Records
============================================================
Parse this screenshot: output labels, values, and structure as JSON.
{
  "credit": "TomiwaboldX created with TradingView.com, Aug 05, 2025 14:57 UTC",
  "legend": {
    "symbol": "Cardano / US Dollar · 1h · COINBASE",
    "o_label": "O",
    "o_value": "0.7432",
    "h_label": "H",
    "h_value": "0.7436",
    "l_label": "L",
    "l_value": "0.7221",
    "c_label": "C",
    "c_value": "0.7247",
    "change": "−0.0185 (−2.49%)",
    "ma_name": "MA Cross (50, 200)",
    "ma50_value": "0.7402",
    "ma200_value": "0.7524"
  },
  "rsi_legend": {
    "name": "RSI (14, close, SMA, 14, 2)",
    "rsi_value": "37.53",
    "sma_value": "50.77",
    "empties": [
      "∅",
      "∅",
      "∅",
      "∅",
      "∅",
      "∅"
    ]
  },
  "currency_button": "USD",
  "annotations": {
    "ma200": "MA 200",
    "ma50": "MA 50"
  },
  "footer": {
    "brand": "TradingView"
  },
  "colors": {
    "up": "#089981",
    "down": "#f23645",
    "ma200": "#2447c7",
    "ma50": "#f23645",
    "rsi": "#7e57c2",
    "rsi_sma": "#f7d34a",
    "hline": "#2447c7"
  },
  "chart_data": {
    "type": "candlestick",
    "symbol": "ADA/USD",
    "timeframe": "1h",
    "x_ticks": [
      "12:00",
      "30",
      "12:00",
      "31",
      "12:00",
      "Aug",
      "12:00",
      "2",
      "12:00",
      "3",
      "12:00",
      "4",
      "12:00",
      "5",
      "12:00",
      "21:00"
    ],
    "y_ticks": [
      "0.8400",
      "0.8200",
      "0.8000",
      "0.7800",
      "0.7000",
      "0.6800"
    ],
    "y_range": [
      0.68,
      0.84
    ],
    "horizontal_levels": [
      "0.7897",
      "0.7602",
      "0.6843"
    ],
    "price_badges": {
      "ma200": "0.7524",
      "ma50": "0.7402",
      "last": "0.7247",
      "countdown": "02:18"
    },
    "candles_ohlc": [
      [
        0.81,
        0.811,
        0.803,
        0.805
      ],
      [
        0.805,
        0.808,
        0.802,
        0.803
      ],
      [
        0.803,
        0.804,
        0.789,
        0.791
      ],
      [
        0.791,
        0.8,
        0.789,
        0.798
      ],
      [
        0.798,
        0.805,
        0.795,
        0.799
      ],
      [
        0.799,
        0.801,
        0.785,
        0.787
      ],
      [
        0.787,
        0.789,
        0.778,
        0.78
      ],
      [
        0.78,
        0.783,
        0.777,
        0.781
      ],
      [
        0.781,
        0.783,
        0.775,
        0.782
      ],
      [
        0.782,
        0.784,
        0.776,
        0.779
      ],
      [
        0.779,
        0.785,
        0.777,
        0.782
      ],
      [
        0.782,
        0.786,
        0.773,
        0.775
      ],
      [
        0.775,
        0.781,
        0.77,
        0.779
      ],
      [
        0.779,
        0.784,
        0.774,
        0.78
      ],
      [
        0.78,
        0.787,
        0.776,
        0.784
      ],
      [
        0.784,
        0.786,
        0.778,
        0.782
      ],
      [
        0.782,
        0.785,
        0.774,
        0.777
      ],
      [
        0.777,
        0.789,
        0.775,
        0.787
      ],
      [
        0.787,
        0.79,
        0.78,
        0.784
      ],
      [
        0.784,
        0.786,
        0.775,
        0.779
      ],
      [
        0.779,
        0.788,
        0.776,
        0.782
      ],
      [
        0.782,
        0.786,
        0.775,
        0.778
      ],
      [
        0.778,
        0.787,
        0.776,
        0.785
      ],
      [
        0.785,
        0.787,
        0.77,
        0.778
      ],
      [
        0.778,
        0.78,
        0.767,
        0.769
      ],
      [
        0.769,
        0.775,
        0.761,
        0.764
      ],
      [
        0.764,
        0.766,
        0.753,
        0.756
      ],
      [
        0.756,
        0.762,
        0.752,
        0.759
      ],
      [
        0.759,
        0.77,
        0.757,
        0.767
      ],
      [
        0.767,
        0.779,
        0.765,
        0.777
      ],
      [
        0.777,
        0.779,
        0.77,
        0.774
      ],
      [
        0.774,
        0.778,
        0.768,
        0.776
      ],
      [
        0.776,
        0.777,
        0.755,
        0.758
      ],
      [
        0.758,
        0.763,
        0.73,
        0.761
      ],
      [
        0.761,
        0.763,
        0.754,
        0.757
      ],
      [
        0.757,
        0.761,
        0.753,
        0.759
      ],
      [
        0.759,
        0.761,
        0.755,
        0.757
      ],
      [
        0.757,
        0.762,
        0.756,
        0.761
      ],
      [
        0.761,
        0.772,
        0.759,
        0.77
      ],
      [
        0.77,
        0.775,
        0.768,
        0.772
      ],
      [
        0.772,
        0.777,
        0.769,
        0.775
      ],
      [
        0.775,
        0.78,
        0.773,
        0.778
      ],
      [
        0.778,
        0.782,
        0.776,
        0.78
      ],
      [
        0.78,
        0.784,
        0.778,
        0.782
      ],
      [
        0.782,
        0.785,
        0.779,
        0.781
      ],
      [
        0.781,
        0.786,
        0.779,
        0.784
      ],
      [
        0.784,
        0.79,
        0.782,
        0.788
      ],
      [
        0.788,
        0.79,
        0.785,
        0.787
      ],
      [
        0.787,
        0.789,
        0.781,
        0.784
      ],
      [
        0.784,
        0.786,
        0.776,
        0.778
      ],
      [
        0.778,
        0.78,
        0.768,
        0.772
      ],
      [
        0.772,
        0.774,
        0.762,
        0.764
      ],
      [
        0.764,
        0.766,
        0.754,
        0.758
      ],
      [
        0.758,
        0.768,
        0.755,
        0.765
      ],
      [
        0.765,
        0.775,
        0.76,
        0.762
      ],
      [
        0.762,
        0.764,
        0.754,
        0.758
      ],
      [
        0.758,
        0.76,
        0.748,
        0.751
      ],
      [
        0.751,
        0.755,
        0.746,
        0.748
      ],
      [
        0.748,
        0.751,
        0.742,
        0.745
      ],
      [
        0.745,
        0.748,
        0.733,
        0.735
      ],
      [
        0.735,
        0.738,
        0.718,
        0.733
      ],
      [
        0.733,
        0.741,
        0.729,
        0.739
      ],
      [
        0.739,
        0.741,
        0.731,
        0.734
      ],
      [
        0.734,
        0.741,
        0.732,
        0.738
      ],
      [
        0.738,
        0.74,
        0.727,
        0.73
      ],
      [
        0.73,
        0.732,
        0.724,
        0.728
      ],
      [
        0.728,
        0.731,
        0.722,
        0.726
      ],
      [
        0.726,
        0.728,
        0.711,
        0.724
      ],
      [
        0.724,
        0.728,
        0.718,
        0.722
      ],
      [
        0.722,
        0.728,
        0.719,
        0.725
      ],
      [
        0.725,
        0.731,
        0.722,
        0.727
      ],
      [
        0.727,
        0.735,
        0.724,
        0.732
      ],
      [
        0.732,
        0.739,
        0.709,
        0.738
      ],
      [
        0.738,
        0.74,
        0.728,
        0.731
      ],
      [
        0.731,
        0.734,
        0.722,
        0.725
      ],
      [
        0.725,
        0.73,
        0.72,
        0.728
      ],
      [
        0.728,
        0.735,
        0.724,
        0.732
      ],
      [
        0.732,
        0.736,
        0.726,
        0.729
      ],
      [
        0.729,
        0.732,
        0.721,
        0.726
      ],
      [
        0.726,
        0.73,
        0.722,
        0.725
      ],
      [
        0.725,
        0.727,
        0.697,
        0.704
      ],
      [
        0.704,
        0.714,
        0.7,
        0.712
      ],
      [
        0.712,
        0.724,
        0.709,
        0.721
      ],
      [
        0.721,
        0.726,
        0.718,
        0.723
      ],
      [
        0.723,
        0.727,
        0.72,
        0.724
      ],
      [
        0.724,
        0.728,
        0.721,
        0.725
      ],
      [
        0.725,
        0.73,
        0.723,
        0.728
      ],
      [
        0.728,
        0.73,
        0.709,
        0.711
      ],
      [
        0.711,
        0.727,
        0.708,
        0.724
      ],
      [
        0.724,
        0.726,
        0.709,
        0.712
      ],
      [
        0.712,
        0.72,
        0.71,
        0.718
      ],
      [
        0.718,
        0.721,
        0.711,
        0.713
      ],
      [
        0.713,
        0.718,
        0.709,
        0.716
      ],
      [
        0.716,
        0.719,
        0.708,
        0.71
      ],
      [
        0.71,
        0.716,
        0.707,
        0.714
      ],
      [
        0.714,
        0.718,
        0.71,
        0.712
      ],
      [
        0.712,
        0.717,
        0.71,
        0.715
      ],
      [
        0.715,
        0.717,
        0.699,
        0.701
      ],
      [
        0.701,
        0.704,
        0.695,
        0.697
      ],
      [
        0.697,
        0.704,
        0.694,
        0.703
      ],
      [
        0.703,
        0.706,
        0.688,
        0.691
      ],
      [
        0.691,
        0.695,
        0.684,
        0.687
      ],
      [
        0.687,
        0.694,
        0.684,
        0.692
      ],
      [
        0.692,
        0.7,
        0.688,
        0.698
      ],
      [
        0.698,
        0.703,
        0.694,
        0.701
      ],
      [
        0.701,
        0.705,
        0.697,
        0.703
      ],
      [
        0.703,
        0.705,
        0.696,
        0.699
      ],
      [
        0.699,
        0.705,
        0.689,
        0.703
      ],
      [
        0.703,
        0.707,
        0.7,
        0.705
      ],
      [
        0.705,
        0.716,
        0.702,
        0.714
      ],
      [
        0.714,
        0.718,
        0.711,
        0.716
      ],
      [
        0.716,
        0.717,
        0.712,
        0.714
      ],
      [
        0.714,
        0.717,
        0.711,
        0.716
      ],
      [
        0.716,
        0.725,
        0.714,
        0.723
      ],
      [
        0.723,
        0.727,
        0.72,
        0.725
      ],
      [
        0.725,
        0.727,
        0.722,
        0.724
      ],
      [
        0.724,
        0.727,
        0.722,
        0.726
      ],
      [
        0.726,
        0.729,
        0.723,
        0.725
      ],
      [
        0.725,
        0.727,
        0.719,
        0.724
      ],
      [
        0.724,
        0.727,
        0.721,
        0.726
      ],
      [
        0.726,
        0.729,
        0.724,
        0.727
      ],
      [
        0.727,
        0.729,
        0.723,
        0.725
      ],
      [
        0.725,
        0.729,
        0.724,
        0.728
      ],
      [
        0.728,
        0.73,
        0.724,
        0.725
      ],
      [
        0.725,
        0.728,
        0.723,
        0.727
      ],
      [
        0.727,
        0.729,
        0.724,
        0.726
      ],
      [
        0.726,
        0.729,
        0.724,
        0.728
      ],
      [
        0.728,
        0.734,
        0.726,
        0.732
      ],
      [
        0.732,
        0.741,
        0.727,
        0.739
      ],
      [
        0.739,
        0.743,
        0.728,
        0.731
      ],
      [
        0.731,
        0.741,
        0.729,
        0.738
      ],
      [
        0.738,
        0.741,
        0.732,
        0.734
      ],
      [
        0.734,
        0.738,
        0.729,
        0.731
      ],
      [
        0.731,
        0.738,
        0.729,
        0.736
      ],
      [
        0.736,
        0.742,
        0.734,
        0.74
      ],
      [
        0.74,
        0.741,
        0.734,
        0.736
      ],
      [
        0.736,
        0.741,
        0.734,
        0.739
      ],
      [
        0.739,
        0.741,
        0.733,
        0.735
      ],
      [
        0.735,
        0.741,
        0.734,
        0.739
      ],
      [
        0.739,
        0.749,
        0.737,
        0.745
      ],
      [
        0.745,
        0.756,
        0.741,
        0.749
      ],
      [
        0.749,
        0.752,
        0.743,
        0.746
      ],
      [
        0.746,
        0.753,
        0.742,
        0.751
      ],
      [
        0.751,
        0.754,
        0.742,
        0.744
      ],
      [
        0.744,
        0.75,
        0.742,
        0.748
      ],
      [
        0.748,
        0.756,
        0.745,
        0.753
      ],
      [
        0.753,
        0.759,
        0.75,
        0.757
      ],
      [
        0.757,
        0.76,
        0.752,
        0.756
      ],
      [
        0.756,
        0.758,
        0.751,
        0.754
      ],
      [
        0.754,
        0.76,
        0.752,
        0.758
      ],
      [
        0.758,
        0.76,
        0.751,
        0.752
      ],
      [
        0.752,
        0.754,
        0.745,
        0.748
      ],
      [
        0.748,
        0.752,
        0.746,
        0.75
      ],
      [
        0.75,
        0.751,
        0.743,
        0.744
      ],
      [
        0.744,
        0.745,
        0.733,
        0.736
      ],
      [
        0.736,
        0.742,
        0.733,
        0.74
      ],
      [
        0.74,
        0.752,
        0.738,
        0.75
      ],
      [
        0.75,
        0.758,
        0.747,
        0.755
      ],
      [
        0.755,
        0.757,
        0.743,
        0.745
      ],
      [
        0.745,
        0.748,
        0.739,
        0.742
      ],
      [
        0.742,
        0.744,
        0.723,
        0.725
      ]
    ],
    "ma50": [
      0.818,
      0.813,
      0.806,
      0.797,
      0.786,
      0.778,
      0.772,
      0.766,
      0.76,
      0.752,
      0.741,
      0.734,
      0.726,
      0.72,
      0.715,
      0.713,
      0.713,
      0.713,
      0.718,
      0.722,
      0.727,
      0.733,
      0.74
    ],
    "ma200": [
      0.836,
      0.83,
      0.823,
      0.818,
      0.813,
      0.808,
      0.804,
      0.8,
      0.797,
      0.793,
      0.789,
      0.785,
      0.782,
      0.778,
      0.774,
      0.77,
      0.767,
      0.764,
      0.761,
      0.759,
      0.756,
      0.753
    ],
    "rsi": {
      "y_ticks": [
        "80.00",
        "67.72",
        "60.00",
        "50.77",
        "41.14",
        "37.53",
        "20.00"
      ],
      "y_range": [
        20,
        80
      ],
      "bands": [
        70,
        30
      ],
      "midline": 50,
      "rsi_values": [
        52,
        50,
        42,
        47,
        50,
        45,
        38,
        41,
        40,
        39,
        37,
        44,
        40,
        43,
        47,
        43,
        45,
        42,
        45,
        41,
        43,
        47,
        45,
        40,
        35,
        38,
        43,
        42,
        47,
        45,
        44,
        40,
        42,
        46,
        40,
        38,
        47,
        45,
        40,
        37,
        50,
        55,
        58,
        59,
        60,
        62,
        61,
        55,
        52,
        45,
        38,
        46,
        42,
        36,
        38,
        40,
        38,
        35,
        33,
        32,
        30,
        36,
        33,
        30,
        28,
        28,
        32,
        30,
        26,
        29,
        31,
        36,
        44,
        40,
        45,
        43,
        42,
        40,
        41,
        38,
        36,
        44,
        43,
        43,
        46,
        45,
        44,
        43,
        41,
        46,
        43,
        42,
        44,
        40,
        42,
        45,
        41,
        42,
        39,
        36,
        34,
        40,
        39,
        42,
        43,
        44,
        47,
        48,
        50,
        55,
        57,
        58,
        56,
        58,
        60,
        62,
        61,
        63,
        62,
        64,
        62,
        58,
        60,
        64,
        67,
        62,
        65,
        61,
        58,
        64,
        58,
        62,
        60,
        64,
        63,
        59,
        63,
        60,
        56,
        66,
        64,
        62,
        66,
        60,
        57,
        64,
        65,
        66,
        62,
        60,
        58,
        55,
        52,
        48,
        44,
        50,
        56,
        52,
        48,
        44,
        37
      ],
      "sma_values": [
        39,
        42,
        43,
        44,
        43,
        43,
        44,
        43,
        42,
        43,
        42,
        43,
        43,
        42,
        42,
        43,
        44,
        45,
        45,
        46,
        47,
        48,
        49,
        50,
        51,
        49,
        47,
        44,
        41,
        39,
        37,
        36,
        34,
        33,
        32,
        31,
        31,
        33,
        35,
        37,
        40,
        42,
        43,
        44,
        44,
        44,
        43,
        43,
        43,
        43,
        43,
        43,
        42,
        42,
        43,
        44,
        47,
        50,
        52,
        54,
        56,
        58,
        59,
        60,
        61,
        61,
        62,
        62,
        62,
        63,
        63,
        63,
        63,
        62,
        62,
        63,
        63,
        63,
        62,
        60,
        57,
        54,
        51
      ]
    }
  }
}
============================================================
» What the task asks: Using the listing above, pick out each line that contains the word "TradingView", then copy it.

» Output of the exercise:
  "credit": "TomiwaboldX created with TradingView.com, Aug 05, 2025 14:57 UTC",
    "brand": "TradingView"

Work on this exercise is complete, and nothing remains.